### EXTRACTED MATERIAL

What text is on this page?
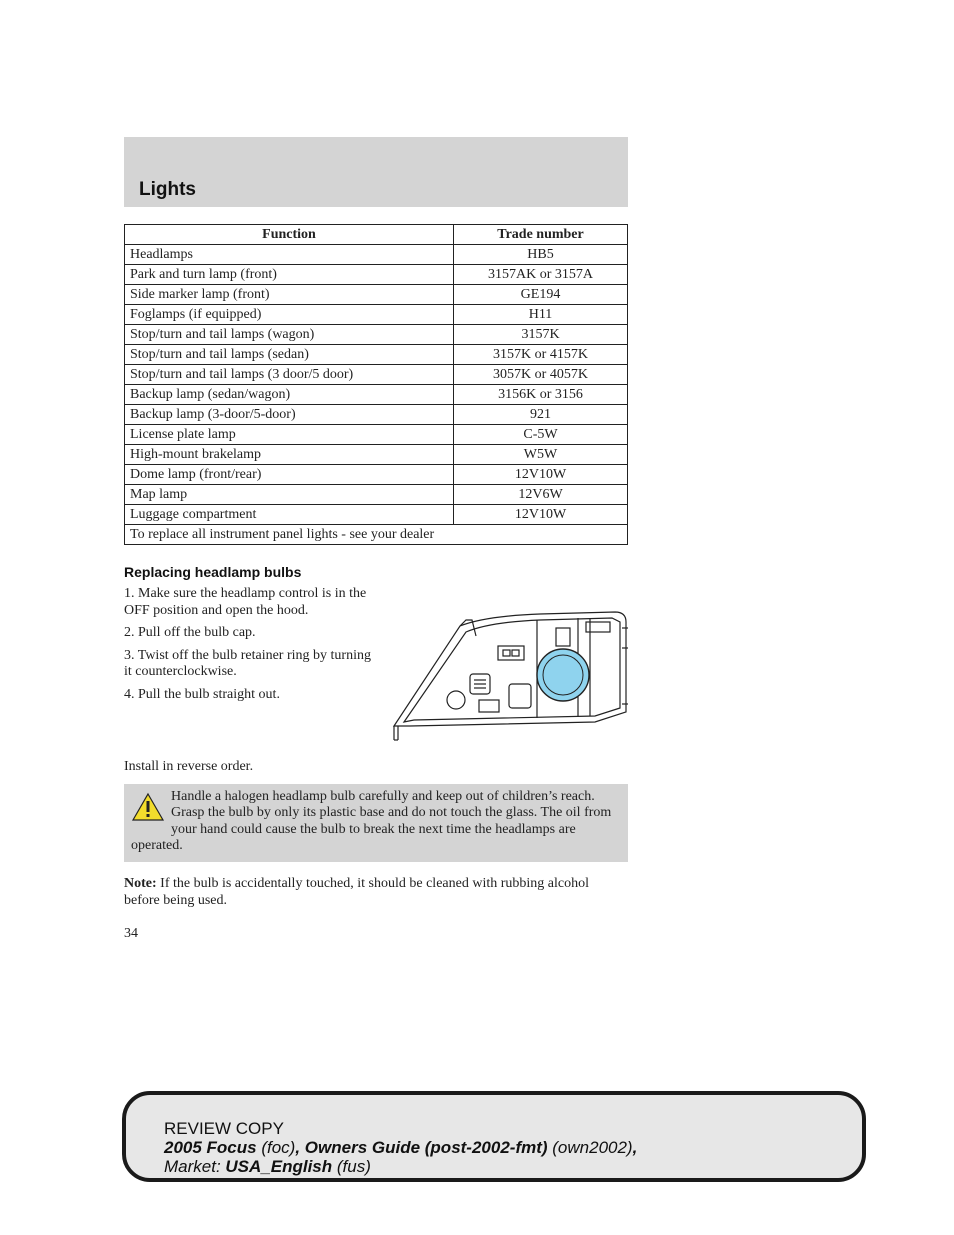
Lights
Function	Trade number
Headlamps	HB5
Park and turn lamp (front)	3157AK or 3157A
Side marker lamp (front)	GE194
Foglamps (if equipped)	H11
Stop/turn and tail lamps (wagon)	3157K
Stop/turn and tail lamps (sedan)	3157K or 4157K
Stop/turn and tail lamps (3 door/5 door)	3057K or 4057K
Backup lamp (sedan/wagon)	3156K or 3156
Backup lamp (3-door/5-door)	921
License plate lamp	C-5W
High-mount brakelamp	W5W
Dome lamp (front/rear)	12V10W
Map lamp	12V6W
Luggage compartment	12V10W
To replace all instrument panel lights - see your dealer	
Replacing headlamp bulbs

1. Make sure the headlamp control is in the OFF position and open the hood.

2. Pull off the bulb cap.

3. Twist off the bulb retainer ring by turning it counterclockwise.

4. Pull the bulb straight out.

Install in reverse order.
Handle a halogen headlamp bulb carefully and keep out of children’s reach. Grasp the bulb by only its plastic base and do not touch the glass. The oil from your hand could cause the bulb to break the next time the headlamps are operated.
Note: If the bulb is accidentally touched, it should be cleaned with rubbing alcohol before being used.
34
REVIEW COPY
2005 Focus (foc), Owners Guide (post-2002-fmt) (own2002),
Market: USA_English (fus)
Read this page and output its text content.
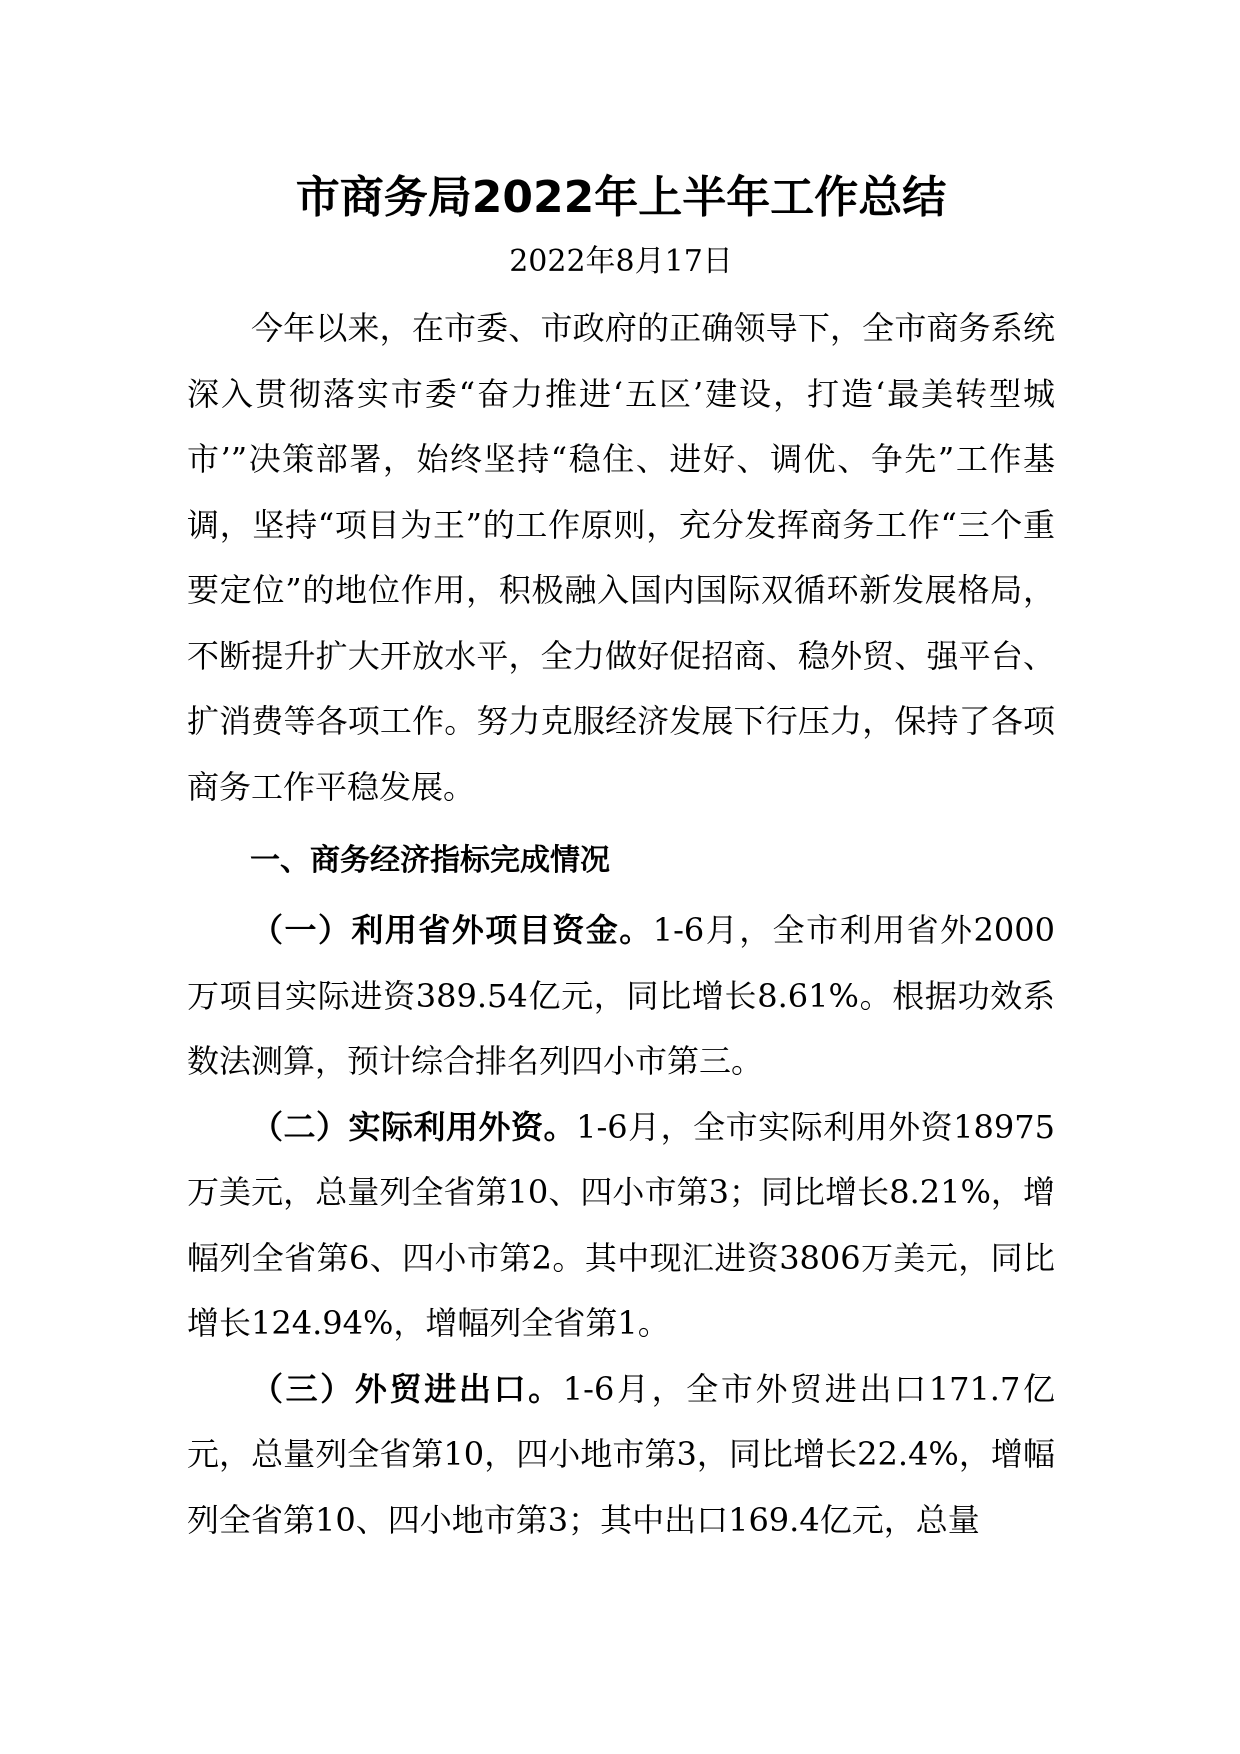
市商务局2022年上半年工作总结

2022年8月17日

今年以来，在市委、市政府的正确领导下，全市商务系统深入贯彻落实市委“奋力推进‘五区’建设，打造‘最美转型城市’”决策部署，始终坚持“稳住、进好、调优、争先”工作基调，坚持“项目为王”的工作原则，充分发挥商务工作“三个重要定位”的地位作用，积极融入国内国际双循环新发展格局，不断提升扩大开放水平，全力做好促招商、稳外贸、强平台、扩消费等各项工作。努力克服经济发展下行压力，保持了各项商务工作平稳发展。

一、商务经济指标完成情况

（一）利用省外项目资金。1-6月，全市利用省外2000万项目实际进资389.54亿元，同比增长8.61%。根据功效系数法测算，预计综合排名列四小市第三。

（二）实际利用外资。1-6月，全市实际利用外资18975万美元，总量列全省第10、四小市第3；同比增长8.21%，增幅列全省第6、四小市第2。其中现汇进资3806万美元，同比增长124.94%，增幅列全省第1。

（三）外贸进出口。1-6月，全市外贸进出口171.7亿元，总量列全省第10，四小地市第3，同比增长22.4%，增幅列全省第10、四小地市第3；其中出口169.4亿元，总量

######

## WHAT YOU NEED TO DO
All lines in the data that contain the word "text" should be copied.

## ANSWER FOR THIS EXERCISE
What text is on this page?
Read this page and output its text content.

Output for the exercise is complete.